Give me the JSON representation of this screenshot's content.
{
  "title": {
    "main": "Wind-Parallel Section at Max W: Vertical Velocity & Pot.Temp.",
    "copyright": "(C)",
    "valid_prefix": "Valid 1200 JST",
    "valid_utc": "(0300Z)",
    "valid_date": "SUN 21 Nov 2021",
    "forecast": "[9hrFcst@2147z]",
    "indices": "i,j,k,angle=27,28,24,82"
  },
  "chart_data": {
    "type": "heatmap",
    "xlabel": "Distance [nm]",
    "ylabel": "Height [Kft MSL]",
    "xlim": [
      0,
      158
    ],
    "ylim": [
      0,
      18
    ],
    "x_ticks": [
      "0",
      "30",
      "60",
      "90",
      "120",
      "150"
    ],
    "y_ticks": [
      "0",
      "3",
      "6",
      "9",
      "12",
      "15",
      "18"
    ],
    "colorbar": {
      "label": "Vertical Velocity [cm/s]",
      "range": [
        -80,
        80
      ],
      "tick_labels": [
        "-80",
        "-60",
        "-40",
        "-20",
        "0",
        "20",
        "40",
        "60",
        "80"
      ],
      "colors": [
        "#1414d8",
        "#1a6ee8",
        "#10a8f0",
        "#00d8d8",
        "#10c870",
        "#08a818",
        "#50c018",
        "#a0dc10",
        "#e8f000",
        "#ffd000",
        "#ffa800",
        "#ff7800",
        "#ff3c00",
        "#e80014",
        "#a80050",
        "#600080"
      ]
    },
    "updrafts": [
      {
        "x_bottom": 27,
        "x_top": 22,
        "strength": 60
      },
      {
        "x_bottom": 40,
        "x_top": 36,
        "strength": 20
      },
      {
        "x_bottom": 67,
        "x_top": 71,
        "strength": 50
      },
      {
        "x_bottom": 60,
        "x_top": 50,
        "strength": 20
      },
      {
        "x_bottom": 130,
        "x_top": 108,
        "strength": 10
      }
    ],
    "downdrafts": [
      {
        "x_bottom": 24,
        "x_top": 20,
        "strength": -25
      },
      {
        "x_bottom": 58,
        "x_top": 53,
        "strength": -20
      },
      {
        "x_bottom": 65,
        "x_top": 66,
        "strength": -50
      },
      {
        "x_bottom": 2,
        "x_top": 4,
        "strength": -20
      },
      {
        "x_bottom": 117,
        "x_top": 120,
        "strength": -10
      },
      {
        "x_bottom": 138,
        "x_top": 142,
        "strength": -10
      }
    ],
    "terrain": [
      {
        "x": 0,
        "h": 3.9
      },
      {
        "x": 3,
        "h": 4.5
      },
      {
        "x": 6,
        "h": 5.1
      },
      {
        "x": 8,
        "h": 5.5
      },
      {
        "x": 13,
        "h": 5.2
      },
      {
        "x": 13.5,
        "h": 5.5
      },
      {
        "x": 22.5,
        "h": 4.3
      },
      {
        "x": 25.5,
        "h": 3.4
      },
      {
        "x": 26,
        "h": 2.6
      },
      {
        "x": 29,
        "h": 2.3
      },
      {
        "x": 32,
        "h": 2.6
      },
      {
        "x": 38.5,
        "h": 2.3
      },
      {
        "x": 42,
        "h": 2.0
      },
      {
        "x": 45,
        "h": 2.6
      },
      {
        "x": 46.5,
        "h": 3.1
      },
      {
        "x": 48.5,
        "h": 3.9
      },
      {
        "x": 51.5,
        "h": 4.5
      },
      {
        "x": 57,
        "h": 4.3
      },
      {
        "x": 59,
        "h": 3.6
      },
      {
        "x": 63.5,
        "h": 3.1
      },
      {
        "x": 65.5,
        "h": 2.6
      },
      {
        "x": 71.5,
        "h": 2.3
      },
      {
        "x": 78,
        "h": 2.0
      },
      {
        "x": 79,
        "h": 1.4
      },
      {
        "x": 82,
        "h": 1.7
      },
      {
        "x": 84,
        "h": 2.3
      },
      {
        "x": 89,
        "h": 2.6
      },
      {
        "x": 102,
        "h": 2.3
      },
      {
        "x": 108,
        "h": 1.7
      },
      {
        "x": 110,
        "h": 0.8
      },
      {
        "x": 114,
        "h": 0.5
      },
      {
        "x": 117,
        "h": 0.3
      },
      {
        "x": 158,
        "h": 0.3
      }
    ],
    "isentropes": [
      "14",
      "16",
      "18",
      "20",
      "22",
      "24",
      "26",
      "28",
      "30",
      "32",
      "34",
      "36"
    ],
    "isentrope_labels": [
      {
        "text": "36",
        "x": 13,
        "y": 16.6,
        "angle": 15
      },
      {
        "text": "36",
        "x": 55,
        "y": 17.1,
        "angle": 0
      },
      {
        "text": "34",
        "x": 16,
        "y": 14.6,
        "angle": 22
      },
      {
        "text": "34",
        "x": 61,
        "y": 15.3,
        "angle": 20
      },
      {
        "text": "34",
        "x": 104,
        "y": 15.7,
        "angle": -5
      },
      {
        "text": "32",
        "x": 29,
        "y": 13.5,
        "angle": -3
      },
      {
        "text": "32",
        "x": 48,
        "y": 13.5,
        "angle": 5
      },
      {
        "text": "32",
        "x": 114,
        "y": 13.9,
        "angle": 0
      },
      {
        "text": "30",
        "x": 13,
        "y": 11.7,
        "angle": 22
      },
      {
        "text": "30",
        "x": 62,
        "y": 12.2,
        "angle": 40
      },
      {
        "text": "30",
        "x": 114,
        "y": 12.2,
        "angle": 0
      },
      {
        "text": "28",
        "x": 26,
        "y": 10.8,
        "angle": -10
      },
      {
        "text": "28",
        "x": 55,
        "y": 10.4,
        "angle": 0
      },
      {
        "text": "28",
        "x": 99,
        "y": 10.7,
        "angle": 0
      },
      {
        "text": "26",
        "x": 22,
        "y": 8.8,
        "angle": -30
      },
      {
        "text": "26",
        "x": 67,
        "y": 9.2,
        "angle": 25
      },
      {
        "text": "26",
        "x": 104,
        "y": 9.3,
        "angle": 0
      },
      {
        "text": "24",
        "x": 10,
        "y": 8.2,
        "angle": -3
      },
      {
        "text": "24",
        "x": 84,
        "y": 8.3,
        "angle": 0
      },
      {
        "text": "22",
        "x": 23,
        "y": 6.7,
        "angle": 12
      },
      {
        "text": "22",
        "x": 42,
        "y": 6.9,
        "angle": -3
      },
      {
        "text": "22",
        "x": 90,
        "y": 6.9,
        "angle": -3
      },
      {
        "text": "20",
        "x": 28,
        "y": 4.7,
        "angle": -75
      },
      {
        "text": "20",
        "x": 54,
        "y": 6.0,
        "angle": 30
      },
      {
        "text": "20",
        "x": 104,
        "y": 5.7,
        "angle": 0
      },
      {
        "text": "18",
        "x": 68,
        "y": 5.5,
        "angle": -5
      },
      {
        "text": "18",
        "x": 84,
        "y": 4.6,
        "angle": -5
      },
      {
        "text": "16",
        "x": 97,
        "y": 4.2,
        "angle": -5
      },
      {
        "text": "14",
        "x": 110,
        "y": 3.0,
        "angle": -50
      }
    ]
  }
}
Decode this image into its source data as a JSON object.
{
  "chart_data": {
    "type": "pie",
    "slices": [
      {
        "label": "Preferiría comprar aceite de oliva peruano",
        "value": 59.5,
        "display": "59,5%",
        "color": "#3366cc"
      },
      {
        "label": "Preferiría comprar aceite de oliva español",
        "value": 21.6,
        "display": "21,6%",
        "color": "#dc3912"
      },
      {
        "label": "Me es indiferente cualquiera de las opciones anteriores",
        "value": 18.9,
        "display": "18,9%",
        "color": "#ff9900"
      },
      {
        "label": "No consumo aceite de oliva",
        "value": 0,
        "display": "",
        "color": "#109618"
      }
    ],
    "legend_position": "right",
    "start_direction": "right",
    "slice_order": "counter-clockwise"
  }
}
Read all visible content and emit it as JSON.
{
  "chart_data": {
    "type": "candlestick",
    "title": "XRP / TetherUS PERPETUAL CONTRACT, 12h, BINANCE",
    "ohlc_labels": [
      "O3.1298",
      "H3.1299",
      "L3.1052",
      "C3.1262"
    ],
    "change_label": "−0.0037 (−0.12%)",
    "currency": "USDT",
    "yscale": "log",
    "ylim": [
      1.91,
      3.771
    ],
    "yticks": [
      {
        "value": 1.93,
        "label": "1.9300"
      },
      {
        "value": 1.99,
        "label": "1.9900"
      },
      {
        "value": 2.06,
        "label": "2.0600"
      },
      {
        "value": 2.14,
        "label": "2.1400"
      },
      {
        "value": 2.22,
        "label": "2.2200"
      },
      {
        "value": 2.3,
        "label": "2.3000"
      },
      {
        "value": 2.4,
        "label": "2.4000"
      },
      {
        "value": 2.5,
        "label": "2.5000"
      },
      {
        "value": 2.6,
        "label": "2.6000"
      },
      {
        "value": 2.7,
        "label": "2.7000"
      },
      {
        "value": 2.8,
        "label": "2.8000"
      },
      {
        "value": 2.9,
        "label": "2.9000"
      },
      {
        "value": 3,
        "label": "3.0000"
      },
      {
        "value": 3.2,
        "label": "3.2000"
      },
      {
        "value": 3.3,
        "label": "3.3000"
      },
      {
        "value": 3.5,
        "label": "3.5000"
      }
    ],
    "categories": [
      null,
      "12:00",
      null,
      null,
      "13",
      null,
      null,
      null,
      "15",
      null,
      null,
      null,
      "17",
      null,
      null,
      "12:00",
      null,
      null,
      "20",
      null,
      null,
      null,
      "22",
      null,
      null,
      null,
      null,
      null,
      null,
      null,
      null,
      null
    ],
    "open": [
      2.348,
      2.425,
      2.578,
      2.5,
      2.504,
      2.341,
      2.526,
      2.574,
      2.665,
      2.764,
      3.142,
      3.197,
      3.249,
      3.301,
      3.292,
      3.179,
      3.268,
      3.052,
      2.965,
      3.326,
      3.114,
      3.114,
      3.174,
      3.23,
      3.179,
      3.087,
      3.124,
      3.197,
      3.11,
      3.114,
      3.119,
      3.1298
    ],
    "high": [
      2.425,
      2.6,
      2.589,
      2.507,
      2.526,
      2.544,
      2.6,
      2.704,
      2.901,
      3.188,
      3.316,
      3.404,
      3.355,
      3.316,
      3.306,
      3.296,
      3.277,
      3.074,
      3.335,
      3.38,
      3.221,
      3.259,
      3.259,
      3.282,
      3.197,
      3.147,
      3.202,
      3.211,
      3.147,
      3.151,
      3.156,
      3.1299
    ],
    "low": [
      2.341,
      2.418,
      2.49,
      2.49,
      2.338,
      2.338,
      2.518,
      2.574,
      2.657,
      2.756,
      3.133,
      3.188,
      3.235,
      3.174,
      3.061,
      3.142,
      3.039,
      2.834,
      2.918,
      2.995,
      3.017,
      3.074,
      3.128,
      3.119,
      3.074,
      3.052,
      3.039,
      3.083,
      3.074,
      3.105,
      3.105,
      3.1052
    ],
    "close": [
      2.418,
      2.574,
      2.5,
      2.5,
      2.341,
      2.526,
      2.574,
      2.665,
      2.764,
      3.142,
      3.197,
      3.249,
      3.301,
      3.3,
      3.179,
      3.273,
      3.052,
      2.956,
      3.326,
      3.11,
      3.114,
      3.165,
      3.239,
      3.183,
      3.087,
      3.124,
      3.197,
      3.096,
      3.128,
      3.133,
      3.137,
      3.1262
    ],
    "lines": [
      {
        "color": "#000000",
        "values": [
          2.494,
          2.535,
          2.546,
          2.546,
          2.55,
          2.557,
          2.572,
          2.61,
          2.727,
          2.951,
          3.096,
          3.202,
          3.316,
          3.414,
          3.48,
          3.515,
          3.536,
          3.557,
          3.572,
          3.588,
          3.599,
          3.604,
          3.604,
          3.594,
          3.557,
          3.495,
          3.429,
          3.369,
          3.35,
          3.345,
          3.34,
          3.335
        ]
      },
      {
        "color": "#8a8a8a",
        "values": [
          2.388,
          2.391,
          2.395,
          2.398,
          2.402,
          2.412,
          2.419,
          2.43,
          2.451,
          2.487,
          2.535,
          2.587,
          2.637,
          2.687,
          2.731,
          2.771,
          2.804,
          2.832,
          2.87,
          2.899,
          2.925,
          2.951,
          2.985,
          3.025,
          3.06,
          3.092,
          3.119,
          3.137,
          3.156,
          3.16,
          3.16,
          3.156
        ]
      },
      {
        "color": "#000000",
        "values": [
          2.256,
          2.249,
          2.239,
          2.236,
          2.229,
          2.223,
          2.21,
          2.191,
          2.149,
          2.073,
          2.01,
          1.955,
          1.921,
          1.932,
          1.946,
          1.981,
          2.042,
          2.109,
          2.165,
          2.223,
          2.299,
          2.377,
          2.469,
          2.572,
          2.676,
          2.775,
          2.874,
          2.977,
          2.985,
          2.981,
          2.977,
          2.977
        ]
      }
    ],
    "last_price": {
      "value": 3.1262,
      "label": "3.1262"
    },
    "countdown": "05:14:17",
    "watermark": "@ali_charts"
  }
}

--------------------------------------------------

## Given exercise:
In the listing above, count each line that holds the string "Preferiría". Give the number only.

## Worked solution:
2